>> start SELECTED EXCERPT

7.              Mr Ranjha also added fresh grounds during his submissions. Whilst he sought to pass them off as being part of the criticism that the judge had inadequately considered the evidence, they are not referred to at all in the lengthy and, it has to be said, disjointed grounds and no application to amend the grounds was made. I have, nevertheless, dealt with them. The complaint that the judge misdirected himself in terms of Sadovska [2017] UKSC 54 does not advance the claim as even if the judge should not have assessed the evidence with a view to deciding if the relationship was durable, his findings clearly show that he found the marriage was one of convenience. The claim that the appellant's previous appeal may have succeeded had his representatives not made errors has no merit either as the judge did not accept that the previous representatives had misadvised the appellant and prepared forged evidence as he claimed. In any event, as Mr Melvin pointed out, the appellant had failed to make any formal complaint about his representatives which further undermines his claim.

>> end SELECTED EXCERPT

▶ **THE TASKS**
a) In the appeal judgment excerpt, what does Mr Melvin point out that further undermines the appellant's claim about his representatives?
b) Carry the appeal judgment excerpt forward from its final sentence.
The data after this point is not needed.

>> start DATASET CONTENT

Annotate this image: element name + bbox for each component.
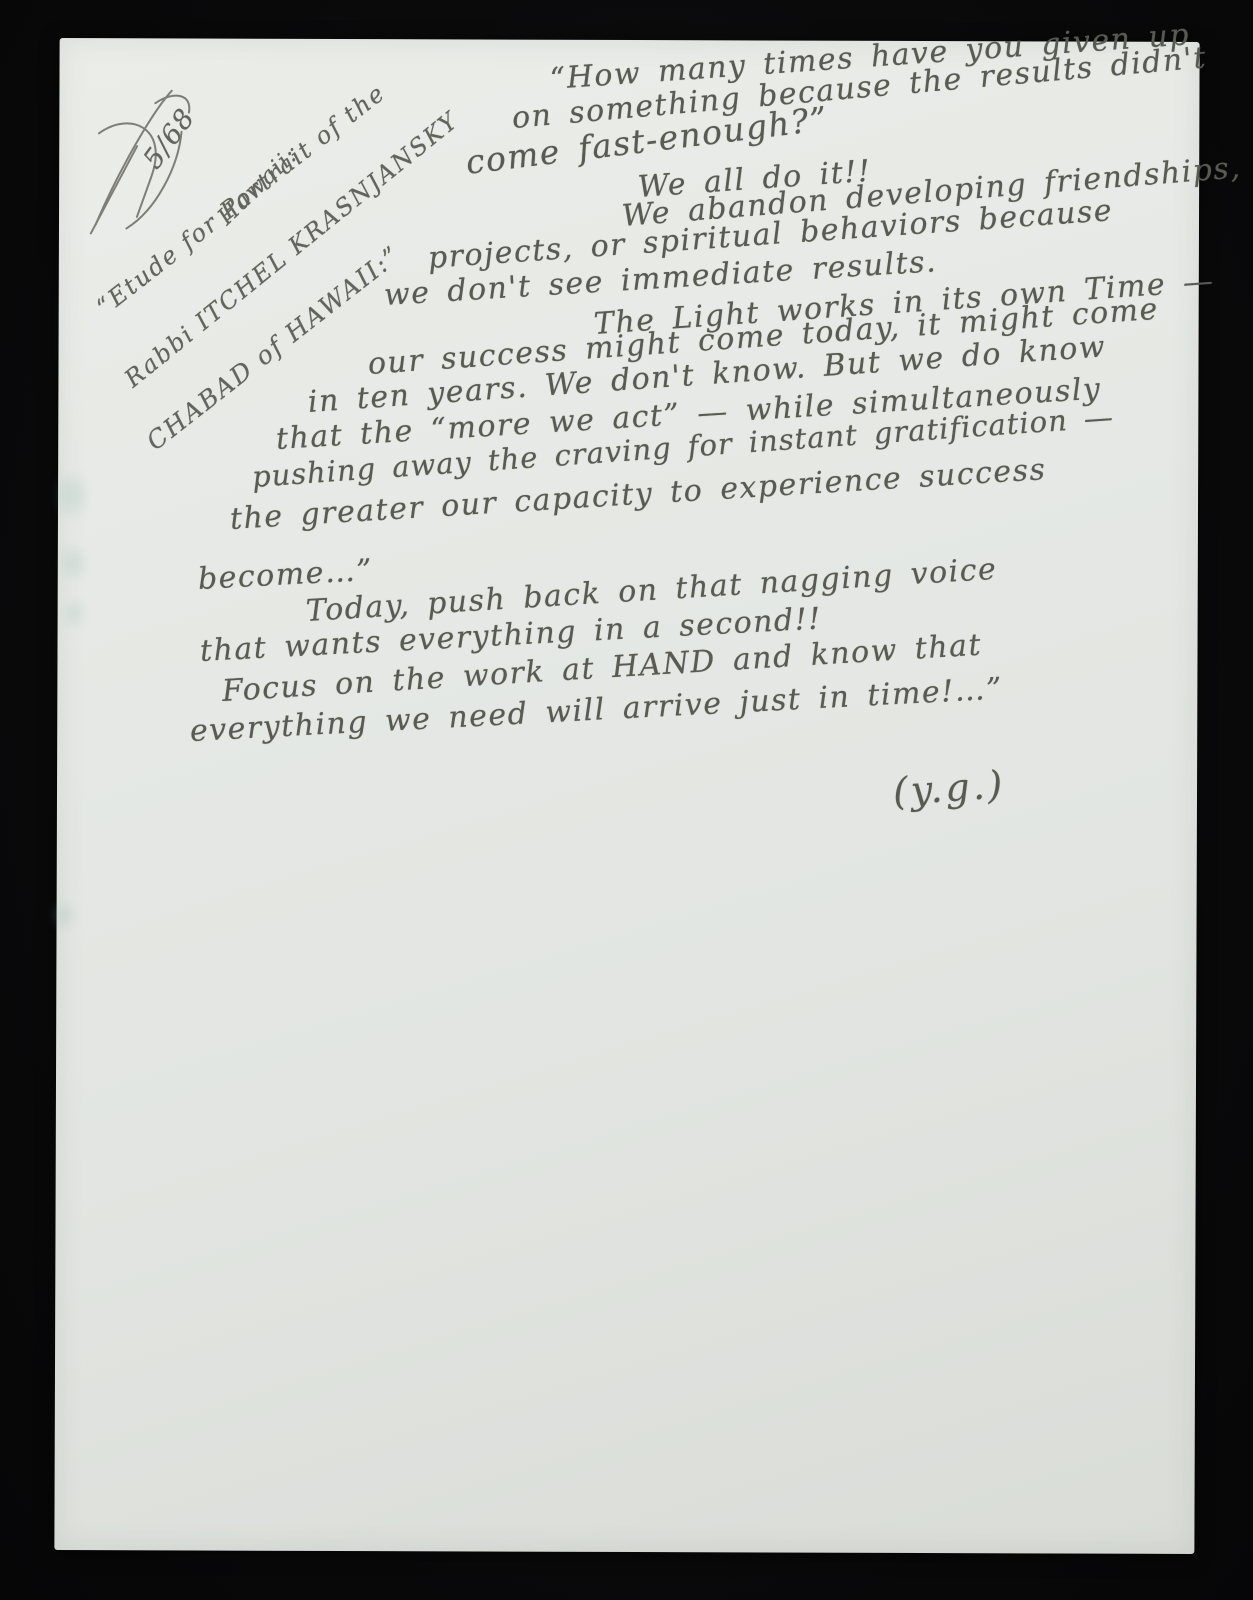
- paper-smudge: [64, 596, 84, 630]
- paper-smudge: [60, 540, 86, 586]
- paper-smudge: [52, 895, 74, 935]
- initials-signature: (y.g.): [891, 762, 1006, 814]
- photo-background: 5/68 Hawaii: “Etude for Portrait of the …: [0, 0, 1253, 1600]
- paper-smudge: [56, 462, 86, 528]
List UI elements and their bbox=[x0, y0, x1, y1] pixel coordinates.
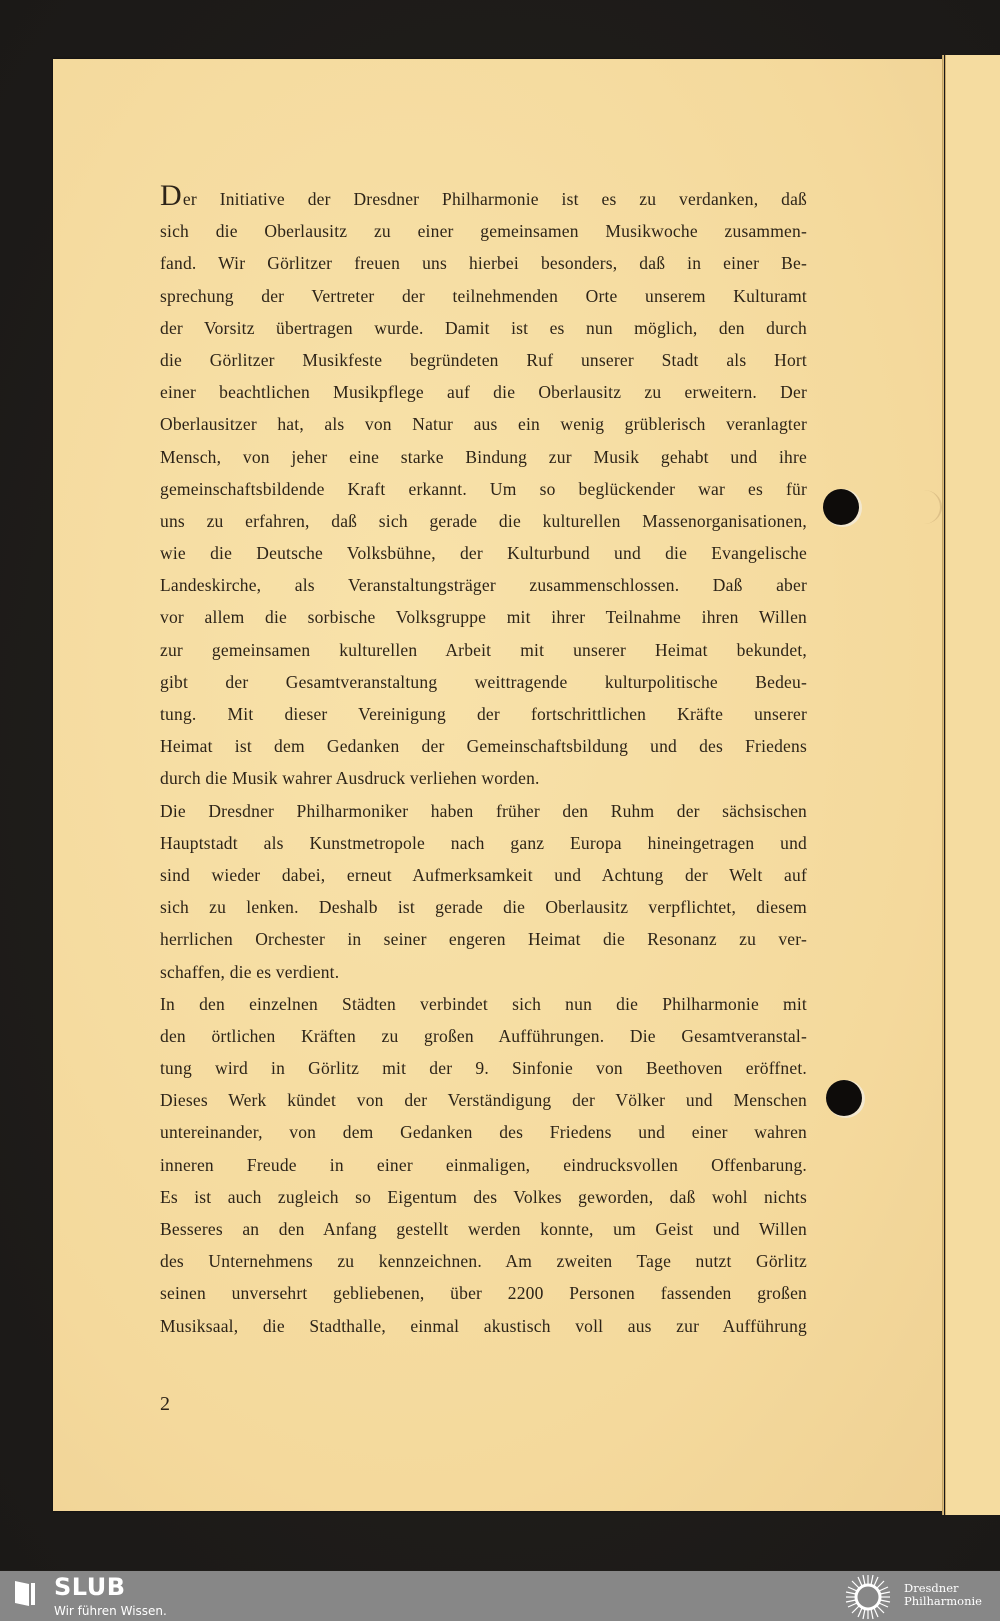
page-fold-line bbox=[942, 55, 944, 1515]
text-line: uns zu erfahren, daß sich gerade die kul… bbox=[160, 505, 807, 537]
text-line: schaffen, die es verdient. bbox=[160, 956, 807, 988]
sunburst-ring-icon bbox=[844, 1573, 892, 1621]
text-line: untereinander, von dem Gedanken des Frie… bbox=[160, 1116, 807, 1148]
text-line: wie die Deutsche Volksbühne, der Kulturb… bbox=[160, 537, 807, 569]
text-line: Hauptstadt als Kunstmetropole nach ganz … bbox=[160, 827, 807, 859]
text-line: sich die Oberlausitz zu einer gemeinsame… bbox=[160, 215, 807, 247]
binder-hole-imprint bbox=[906, 490, 942, 524]
slub-name: SLUB bbox=[54, 1573, 126, 1601]
philharmonie-name: Dresdner Philharmonie bbox=[904, 1582, 982, 1608]
body-text: Der Initiative der Dresdner Philharmonie… bbox=[160, 183, 807, 1342]
text-line: vor allem die sorbische Volksgruppe mit … bbox=[160, 601, 807, 633]
text-line: zur gemeinsamen kulturellen Arbeit mit u… bbox=[160, 634, 807, 666]
text-line: der Vorsitz übertragen wurde. Damit ist … bbox=[160, 312, 807, 344]
text-line: Landeskirche, als Veranstaltungsträger z… bbox=[160, 569, 807, 601]
text-line: des Unternehmens zu kennzeichnen. Am zwe… bbox=[160, 1245, 807, 1277]
text-line: tung. Mit dieser Vereinigung der fortsch… bbox=[160, 698, 807, 730]
text-line: herrlichen Orchester in seiner engeren H… bbox=[160, 923, 807, 955]
footer-bar: SLUB Wir führen Wissen. Dresdner P bbox=[0, 1571, 1000, 1621]
text-line: Die Dresdner Philharmoniker haben früher… bbox=[160, 795, 807, 827]
text-line: Besseres an den Anfang gestellt werden k… bbox=[160, 1213, 807, 1245]
text-line: einer beachtlichen Musikpflege auf die O… bbox=[160, 376, 807, 408]
text-line: fand. Wir Görlitzer freuen uns hierbei b… bbox=[160, 247, 807, 279]
text-line: Der Initiative der Dresdner Philharmonie… bbox=[160, 183, 807, 215]
text-line: gibt der Gesamtveranstaltung weittragend… bbox=[160, 666, 807, 698]
text-line: die Görlitzer Musikfeste begründeten Ruf… bbox=[160, 344, 807, 376]
binder-hole-icon bbox=[826, 1080, 862, 1116]
text-line: tung wird in Görlitz mit der 9. Sinfonie… bbox=[160, 1052, 807, 1084]
slub-tagline: Wir führen Wissen. bbox=[54, 1604, 167, 1618]
text-line: durch die Musik wahrer Ausdruck verliehe… bbox=[160, 762, 807, 794]
text-line: In den einzelnen Städten verbindet sich … bbox=[160, 988, 807, 1020]
text-line: Heimat ist dem Gedanken der Gemeinschaft… bbox=[160, 730, 807, 762]
text-line: Mensch, von jeher eine starke Bindung zu… bbox=[160, 441, 807, 473]
text-line: seinen unversehrt gebliebenen, über 2200… bbox=[160, 1277, 807, 1309]
text-line: inneren Freude in einer einmaligen, eind… bbox=[160, 1149, 807, 1181]
binder-hole-icon bbox=[823, 489, 859, 525]
drop-cap: D bbox=[160, 179, 182, 212]
text-line: Musiksaal, die Stadthalle, einmal akusti… bbox=[160, 1310, 807, 1342]
text-line: gemeinschaftsbildende Kraft erkannt. Um … bbox=[160, 473, 807, 505]
text-line: Dieses Werk kündet von der Verständigung… bbox=[160, 1084, 807, 1116]
text-line: sich zu lenken. Deshalb ist gerade die O… bbox=[160, 891, 807, 923]
next-page-edge bbox=[945, 55, 1000, 1515]
text-line: Oberlausitzer hat, als von Natur aus ein… bbox=[160, 408, 807, 440]
page-number: 2 bbox=[160, 1393, 170, 1416]
text-line: den örtlichen Kräften zu großen Aufführu… bbox=[160, 1020, 807, 1052]
text-line: sprechung der Vertreter der teilnehmende… bbox=[160, 280, 807, 312]
text-line: sind wieder dabei, erneut Aufmerksamkeit… bbox=[160, 859, 807, 891]
text-line: Es ist auch zugleich so Eigentum des Vol… bbox=[160, 1181, 807, 1213]
book-icon bbox=[13, 1579, 39, 1607]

>> end DATASET CONTENT

▶ **EXPECTED RESULTS**
a) The appellant had failed to make any formal complaint about his representatives.

b)
 

8.              The submission that the production of the earlier determination by the appellant was indicative of his integrity is not made out. The fact that the appellant's residence card was revoked in 2016 and that his appeal was dismissed was a matter already known to the parties.

 

9.              Finally, the issue of the weight to be accorded to the evidence is a matter for the judge. Reasons have been given for his conclusions and they are sustainable. No material errors of law have been identified.

 

Decision

 

10.          The First-tier Tribunal did not make errors of law. The decision to dismiss the appeal stands.

 

Anonymity

 

11.          I was not asked to make an anonymity order and see no reason to do so.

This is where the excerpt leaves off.